(Extracted data entries)

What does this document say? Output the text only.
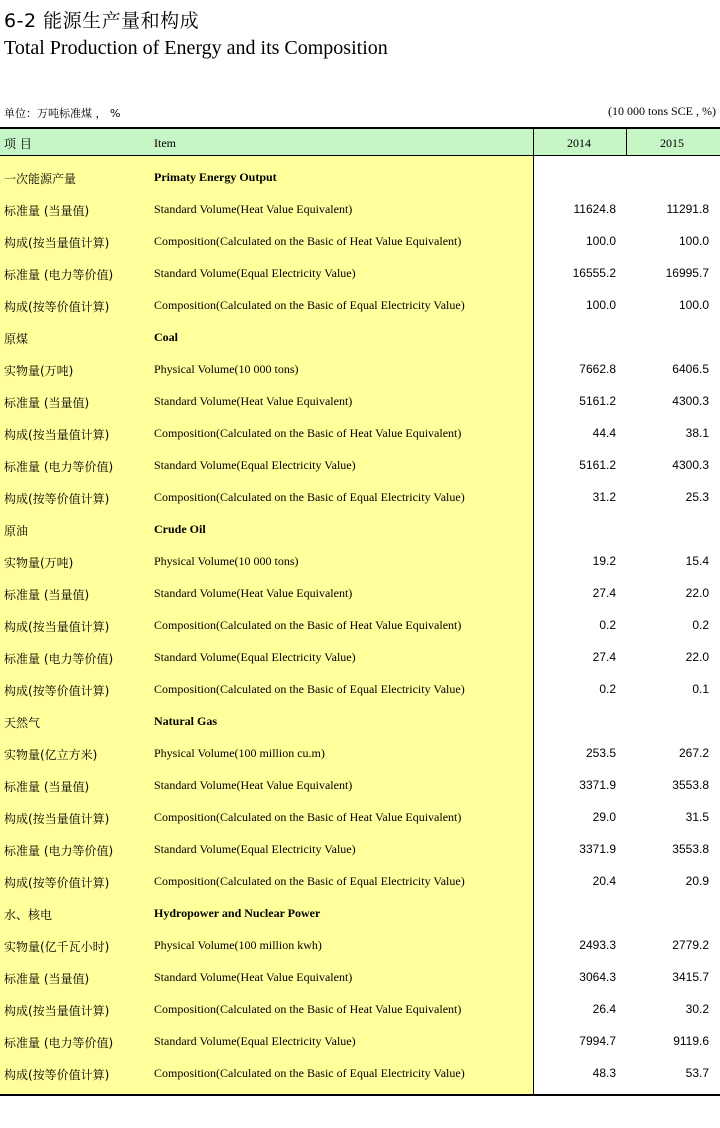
6-2 能源生产量和构成
Total Production of Energy and its Composition
单位：万吨标准煤 ， %	(10 000 tons SCE , %)
项 目	Item	2014	2015
一次能源产量	Primaty Energy Output
标准量 (当量值)	Standard Volume(Heat Value Equivalent)	11624.8	11291.8
构成(按当量值计算)	Composition(Calculated on the Basic of Heat Value Equivalent)	100.0	100.0
标准量 (电力等价值)	Standard Volume(Equal Electricity Value)	16555.2	16995.7
构成(按等价值计算)	Composition(Calculated on the Basic of Equal Electricity Value)	100.0	100.0
原煤	Coal
实物量(万吨)	Physical Volume(10 000 tons)	7662.8	6406.5
标准量 (当量值)	Standard Volume(Heat Value Equivalent)	5161.2	4300.3
构成(按当量值计算)	Composition(Calculated on the Basic of Heat Value Equivalent)	44.4	38.1
标准量 (电力等价值)	Standard Volume(Equal Electricity Value)	5161.2	4300.3
构成(按等价值计算)	Composition(Calculated on the Basic of Equal Electricity Value)	31.2	25.3
原油	Crude Oil
实物量(万吨)	Physical Volume(10 000 tons)	19.2	15.4
标准量 (当量值)	Standard Volume(Heat Value Equivalent)	27.4	22.0
构成(按当量值计算)	Composition(Calculated on the Basic of Heat Value Equivalent)	0.2	0.2
标准量 (电力等价值)	Standard Volume(Equal Electricity Value)	27.4	22.0
构成(按等价值计算)	Composition(Calculated on the Basic of Equal Electricity Value)	0.2	0.1
天然气	Natural Gas
实物量(亿立方米)	Physical Volume(100 million cu.m)	253.5	267.2
标准量 (当量值)	Standard Volume(Heat Value Equivalent)	3371.9	3553.8
构成(按当量值计算)	Composition(Calculated on the Basic of Heat Value Equivalent)	29.0	31.5
标准量 (电力等价值)	Standard Volume(Equal Electricity Value)	3371.9	3553.8
构成(按等价值计算)	Composition(Calculated on the Basic of Equal Electricity Value)	20.4	20.9
水、核电	Hydropower and Nuclear Power
实物量(亿千瓦小时)	Physical Volume(100 million kwh)	2493.3	2779.2
标准量 (当量值)	Standard Volume(Heat Value Equivalent)	3064.3	3415.7
构成(按当量值计算)	Composition(Calculated on the Basic of Heat Value Equivalent)	26.4	30.2
标准量 (电力等价值)	Standard Volume(Equal Electricity Value)	7994.7	9119.6
构成(按等价值计算)	Composition(Calculated on the Basic of Equal Electricity Value)	48.3	53.7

◆ To be done ◆
Copy out every line from the records that has the word "Standard".

◆ Result of the task ◆
标准量 (当量值)	Standard Volume(Heat Value Equivalent)	11624.8	11291.8
标准量 (电力等价值)	Standard Volume(Equal Electricity Value)	16555.2	16995.7
标准量 (当量值)	Standard Volume(Heat Value Equivalent)	5161.2	4300.3
标准量 (电力等价值)	Standard Volume(Equal Electricity Value)	5161.2	4300.3
标准量 (当量值)	Standard Volume(Heat Value Equivalent)	27.4	22.0
标准量 (电力等价值)	Standard Volume(Equal Electricity Value)	27.4	22.0
标准量 (当量值)	Standard Volume(Heat Value Equivalent)	3371.9	3553.8
标准量 (电力等价值)	Standard Volume(Equal Electricity Value)	3371.9	3553.8
标准量 (当量值)	Standard Volume(Heat Value Equivalent)	3064.3	3415.7
标准量 (电力等价值)	Standard Volume(Equal Electricity Value)	7994.7	9119.6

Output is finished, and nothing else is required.